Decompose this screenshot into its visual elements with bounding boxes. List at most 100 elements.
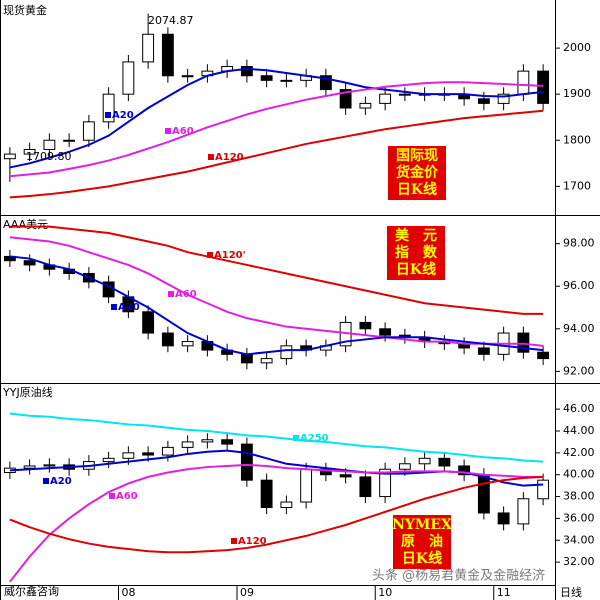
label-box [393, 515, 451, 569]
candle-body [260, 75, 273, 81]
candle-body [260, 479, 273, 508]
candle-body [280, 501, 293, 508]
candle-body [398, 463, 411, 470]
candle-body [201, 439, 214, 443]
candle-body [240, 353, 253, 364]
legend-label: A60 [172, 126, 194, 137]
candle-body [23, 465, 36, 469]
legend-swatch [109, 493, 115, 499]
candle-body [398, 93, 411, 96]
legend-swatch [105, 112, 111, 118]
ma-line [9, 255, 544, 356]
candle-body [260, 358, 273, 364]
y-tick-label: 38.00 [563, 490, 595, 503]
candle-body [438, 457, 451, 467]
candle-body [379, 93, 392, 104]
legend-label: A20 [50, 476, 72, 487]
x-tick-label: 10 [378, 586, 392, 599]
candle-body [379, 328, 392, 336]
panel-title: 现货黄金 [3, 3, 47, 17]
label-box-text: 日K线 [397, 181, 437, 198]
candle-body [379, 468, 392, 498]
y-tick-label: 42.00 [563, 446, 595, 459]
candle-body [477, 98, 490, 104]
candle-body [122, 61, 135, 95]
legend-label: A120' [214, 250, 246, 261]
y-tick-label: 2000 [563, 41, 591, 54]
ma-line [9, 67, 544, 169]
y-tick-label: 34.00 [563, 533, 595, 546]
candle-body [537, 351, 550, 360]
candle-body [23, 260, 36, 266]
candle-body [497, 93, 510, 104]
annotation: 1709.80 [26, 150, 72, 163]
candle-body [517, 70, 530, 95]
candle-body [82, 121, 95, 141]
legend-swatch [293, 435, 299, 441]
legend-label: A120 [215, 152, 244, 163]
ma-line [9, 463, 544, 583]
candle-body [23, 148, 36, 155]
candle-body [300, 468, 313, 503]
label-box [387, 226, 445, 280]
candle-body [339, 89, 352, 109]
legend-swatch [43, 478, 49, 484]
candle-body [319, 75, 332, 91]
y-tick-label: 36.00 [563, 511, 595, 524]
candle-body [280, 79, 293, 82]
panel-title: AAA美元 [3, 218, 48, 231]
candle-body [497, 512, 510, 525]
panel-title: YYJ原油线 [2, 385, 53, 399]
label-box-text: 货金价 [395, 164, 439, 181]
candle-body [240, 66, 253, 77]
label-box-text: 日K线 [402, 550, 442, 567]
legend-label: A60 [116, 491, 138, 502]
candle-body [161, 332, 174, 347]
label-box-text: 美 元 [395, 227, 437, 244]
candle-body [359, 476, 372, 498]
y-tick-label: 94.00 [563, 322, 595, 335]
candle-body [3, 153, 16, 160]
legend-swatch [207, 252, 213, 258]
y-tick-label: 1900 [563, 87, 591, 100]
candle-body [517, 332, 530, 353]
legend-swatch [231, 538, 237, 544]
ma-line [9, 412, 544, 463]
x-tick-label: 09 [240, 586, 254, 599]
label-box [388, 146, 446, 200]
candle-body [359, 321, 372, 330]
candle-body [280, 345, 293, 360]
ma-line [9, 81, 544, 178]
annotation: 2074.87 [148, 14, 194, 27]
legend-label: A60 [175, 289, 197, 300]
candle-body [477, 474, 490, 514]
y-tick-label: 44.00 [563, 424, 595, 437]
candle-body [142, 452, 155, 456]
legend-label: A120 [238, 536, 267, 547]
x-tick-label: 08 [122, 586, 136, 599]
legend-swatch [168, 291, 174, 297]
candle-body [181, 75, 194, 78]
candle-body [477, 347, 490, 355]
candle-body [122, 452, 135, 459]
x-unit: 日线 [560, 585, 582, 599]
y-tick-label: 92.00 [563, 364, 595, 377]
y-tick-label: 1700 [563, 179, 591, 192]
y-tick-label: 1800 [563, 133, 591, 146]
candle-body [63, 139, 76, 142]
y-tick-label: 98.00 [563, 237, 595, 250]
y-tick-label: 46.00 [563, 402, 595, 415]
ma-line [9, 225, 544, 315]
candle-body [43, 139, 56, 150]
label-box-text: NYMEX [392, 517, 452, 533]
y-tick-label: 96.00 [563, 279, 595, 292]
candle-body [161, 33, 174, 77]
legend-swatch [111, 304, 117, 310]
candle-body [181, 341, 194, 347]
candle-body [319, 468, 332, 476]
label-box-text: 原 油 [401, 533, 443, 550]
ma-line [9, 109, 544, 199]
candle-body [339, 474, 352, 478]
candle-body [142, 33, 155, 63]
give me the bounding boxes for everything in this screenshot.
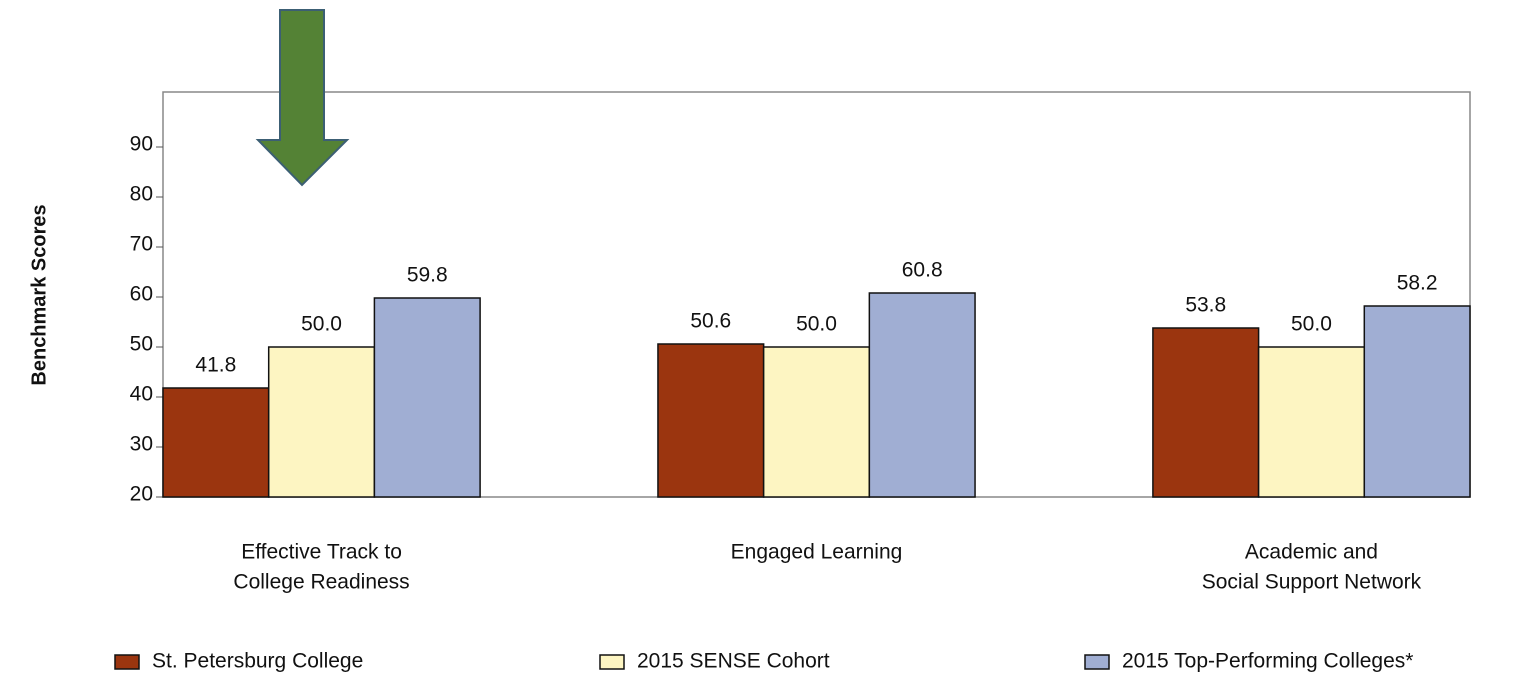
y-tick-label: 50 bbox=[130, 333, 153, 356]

============================================================

§ TASK TO CARRY OUT
Can you give all the records above again with every "candle-body" changed to "candlestick-body", everything else left as it is and the pictures left out?

§ EXERCISE RESPONSE
Decompose this screenshot into its visual elements with bounding boxes. List at most 100 elements.
label-box [393, 515, 451, 569]
candlestick-body [260, 75, 273, 81]
candlestick-body [260, 479, 273, 508]
candlestick-body [280, 501, 293, 508]
candlestick-body [398, 463, 411, 470]
candlestick-body [201, 439, 214, 443]
candlestick-body [240, 353, 253, 364]
legend-label: A60 [172, 126, 194, 137]
candlestick-body [23, 465, 36, 469]
legend-swatch [109, 493, 115, 499]
candlestick-body [398, 93, 411, 96]
legend-swatch [105, 112, 111, 118]
ma-line [9, 255, 544, 356]
candlestick-body [260, 358, 273, 364]
y-tick-label: 38.00 [563, 490, 595, 503]
candlestick-body [438, 457, 451, 467]
candlestick-body [379, 93, 392, 104]
legend-label: A20 [50, 476, 72, 487]
x-tick-label: 10 [378, 586, 392, 599]
candlestick-body [379, 328, 392, 336]
panel-title: 现货黄金 [3, 3, 47, 17]
label-box-text: 日K线 [397, 181, 437, 198]
candlestick-body [379, 468, 392, 498]
y-tick-label: 42.00 [563, 446, 595, 459]
candlestick-body [477, 98, 490, 104]
candlestick-body [122, 61, 135, 95]
legend-label: A120' [214, 250, 246, 261]
y-tick-label: 2000 [563, 41, 591, 54]
ma-line [9, 67, 544, 169]
y-tick-label: 34.00 [563, 533, 595, 546]
candlestick-body [537, 351, 550, 360]
candlestick-body [23, 260, 36, 266]
candlestick-body [497, 93, 510, 104]
annotation: 1709.80 [26, 150, 72, 163]
candlestick-body [517, 70, 530, 95]
candlestick-body [82, 121, 95, 141]
legend-swatch [293, 435, 299, 441]
legend-label: A120 [215, 152, 244, 163]
ma-line [9, 463, 544, 583]
candlestick-body [23, 148, 36, 155]
candlestick-body [300, 468, 313, 503]
label-box [387, 226, 445, 280]
candlestick-body [339, 89, 352, 109]
legend-swatch [43, 478, 49, 484]
candlestick-body [319, 75, 332, 91]
y-tick-label: 36.00 [563, 511, 595, 524]
candlestick-body [280, 79, 293, 82]
panel-title: AAA美元 [3, 218, 48, 231]
candlestick-body [497, 512, 510, 525]
panel-title: YYJ原油线 [2, 385, 53, 399]
label-box-text: 货金价 [395, 164, 439, 181]
candlestick-body [240, 66, 253, 77]
label-box-text: 日K线 [402, 550, 442, 567]
legend-label: A60 [116, 491, 138, 502]
candlestick-body [161, 332, 174, 347]
label-box-text: 美 元 [395, 227, 437, 244]
candlestick-body [359, 476, 372, 498]
y-tick-label: 94.00 [563, 322, 595, 335]
candlestick-body [3, 153, 16, 160]
legend-swatch [207, 252, 213, 258]
y-tick-label: 1900 [563, 87, 591, 100]
candlestick-body [517, 332, 530, 353]
legend-swatch [231, 538, 237, 544]
ma-line [9, 412, 544, 463]
x-tick-label: 09 [240, 586, 254, 599]
label-box [388, 146, 446, 200]
candlestick-body [359, 321, 372, 330]
candlestick-body [280, 345, 293, 360]
ma-line [9, 81, 544, 178]
annotation: 2074.87 [148, 14, 194, 27]
legend-label: A60 [175, 289, 197, 300]
candlestick-body [477, 474, 490, 514]
y-tick-label: 44.00 [563, 424, 595, 437]
candlestick-body [142, 452, 155, 456]
legend-label: A120 [238, 536, 267, 547]
x-tick-label: 08 [122, 586, 136, 599]
legend-swatch [168, 291, 174, 297]
candlestick-body [181, 75, 194, 78]
candlestick-body [477, 347, 490, 355]
candlestick-body [122, 452, 135, 459]
x-unit: 日线 [560, 585, 582, 599]
y-tick-label: 92.00 [563, 364, 595, 377]
y-tick-label: 1700 [563, 179, 591, 192]
y-tick-label: 1800 [563, 133, 591, 146]
candlestick-body [63, 139, 76, 142]
y-tick-label: 98.00 [563, 237, 595, 250]
y-tick-label: 46.00 [563, 402, 595, 415]
ma-line [9, 225, 544, 315]
candlestick-body [43, 139, 56, 150]
label-box-text: NYMEX [392, 517, 452, 533]
y-tick-label: 96.00 [563, 279, 595, 292]
candlestick-body [161, 33, 174, 77]
legend-swatch [111, 304, 117, 310]
candlestick-body [181, 341, 194, 347]
candlestick-body [319, 468, 332, 476]
label-box-text: 原 油 [401, 533, 443, 550]
ma-line [9, 109, 544, 199]
candlestick-body [339, 474, 352, 478]
candlestick-body [142, 33, 155, 63]
give me the bounding boxes for everything in this screenshot.
y-tick-label: 50 bbox=[130, 333, 153, 356]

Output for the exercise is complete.